> **Work required**
In the entries that follow, count each line containing "денежной" and state the total, nothing more.
--- BEGIN Record extracts ---
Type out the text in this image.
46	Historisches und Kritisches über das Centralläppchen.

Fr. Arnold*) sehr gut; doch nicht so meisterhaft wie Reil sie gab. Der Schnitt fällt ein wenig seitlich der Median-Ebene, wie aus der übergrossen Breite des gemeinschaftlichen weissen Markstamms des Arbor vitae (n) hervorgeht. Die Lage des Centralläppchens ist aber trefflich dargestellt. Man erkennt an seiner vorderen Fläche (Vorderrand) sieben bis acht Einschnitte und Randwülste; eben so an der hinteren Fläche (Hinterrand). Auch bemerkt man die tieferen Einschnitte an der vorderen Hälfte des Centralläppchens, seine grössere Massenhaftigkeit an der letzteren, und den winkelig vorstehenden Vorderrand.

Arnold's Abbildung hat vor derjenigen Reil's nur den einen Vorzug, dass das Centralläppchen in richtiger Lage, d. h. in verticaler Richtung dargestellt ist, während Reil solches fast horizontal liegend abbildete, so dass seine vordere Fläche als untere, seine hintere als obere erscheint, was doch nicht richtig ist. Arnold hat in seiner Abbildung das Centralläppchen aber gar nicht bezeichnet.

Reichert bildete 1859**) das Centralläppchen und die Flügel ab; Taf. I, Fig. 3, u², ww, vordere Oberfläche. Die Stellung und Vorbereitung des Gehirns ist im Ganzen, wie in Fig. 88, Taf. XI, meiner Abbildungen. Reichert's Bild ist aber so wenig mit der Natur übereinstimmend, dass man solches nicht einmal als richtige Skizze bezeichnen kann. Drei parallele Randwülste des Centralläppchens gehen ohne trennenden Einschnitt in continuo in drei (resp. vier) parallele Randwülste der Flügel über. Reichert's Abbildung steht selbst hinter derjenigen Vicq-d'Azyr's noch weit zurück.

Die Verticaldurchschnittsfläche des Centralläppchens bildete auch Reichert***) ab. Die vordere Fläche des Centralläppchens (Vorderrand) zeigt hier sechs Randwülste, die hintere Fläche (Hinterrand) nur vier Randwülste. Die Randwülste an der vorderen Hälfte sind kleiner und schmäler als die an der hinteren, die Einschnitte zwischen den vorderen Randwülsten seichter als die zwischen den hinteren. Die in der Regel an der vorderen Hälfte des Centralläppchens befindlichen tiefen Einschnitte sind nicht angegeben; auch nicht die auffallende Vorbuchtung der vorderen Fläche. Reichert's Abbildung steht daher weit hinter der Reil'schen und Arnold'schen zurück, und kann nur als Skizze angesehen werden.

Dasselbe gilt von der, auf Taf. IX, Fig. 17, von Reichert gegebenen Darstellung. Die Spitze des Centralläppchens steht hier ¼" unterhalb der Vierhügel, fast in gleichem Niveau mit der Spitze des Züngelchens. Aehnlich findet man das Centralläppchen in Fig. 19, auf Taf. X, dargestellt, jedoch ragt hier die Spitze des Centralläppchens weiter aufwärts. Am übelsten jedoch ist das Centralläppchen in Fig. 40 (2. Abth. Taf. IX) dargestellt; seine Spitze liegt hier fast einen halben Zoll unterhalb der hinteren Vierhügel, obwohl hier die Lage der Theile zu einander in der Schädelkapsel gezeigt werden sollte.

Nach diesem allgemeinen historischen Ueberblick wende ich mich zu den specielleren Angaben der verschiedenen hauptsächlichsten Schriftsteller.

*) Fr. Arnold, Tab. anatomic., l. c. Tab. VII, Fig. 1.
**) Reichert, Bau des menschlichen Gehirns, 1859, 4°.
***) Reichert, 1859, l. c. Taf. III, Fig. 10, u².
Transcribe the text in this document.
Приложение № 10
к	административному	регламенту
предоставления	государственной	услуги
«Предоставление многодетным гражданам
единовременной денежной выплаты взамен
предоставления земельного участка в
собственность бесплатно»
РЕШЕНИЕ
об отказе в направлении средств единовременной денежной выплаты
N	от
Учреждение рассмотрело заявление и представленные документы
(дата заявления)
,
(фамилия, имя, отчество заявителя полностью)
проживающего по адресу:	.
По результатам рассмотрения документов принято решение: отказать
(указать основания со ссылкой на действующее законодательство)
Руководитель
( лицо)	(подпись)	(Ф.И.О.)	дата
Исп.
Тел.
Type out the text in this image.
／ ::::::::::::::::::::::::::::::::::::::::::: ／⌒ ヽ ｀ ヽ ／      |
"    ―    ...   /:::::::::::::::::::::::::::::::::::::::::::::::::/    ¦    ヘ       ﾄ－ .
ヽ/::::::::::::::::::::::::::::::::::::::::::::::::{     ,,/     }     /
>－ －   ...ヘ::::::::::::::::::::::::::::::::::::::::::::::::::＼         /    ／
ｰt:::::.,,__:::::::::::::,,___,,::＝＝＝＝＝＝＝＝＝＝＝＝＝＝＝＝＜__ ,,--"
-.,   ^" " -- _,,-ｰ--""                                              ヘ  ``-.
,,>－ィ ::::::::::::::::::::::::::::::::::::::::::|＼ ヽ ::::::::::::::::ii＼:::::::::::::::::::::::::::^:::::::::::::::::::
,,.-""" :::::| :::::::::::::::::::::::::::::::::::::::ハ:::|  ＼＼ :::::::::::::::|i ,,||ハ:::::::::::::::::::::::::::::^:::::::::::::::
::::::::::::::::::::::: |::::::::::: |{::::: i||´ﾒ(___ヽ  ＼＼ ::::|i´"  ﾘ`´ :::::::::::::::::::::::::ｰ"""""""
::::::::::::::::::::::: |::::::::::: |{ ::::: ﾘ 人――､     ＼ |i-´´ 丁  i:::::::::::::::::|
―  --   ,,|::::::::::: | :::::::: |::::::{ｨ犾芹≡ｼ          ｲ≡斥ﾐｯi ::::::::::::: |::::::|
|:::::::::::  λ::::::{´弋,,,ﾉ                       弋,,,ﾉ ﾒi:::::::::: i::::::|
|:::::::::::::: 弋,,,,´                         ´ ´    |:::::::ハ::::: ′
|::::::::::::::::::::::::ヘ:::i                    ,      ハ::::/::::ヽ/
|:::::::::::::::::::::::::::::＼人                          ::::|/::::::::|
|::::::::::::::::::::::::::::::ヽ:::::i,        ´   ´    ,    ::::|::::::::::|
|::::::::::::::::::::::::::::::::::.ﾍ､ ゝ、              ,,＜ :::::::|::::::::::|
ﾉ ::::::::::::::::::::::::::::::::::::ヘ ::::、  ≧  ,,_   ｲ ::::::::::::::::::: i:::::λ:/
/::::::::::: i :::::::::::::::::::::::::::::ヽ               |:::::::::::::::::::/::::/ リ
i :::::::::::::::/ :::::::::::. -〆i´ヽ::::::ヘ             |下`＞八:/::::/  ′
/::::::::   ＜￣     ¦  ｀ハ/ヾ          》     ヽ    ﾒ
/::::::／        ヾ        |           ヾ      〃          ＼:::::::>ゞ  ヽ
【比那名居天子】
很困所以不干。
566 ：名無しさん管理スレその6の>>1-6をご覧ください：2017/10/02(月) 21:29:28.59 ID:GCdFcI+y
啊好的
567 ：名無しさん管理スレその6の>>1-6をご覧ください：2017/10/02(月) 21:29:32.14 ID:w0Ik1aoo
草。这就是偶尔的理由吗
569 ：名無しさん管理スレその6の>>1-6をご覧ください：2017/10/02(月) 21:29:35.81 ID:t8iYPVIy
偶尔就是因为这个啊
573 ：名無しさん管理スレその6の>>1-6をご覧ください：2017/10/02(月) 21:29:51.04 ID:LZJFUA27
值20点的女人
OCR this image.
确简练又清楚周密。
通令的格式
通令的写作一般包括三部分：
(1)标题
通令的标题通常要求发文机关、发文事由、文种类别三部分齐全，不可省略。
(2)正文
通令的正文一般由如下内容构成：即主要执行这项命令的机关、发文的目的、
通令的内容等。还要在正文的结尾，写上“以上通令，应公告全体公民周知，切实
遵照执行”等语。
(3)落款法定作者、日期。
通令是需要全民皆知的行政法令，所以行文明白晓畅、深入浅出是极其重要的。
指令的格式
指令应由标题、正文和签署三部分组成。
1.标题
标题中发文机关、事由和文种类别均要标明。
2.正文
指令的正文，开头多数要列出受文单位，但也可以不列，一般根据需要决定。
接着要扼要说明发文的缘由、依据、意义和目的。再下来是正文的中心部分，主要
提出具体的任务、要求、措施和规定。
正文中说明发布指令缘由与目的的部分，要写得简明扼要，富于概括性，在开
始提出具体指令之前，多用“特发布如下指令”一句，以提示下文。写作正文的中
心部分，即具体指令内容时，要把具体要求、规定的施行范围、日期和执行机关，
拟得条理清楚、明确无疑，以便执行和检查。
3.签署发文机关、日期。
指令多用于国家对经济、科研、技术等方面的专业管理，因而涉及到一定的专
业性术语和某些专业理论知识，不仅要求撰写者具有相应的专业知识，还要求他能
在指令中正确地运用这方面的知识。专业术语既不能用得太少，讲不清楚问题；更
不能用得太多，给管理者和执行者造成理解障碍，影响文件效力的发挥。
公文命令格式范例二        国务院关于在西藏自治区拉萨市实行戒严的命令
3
--- END Record extracts ---
> **Reply**
2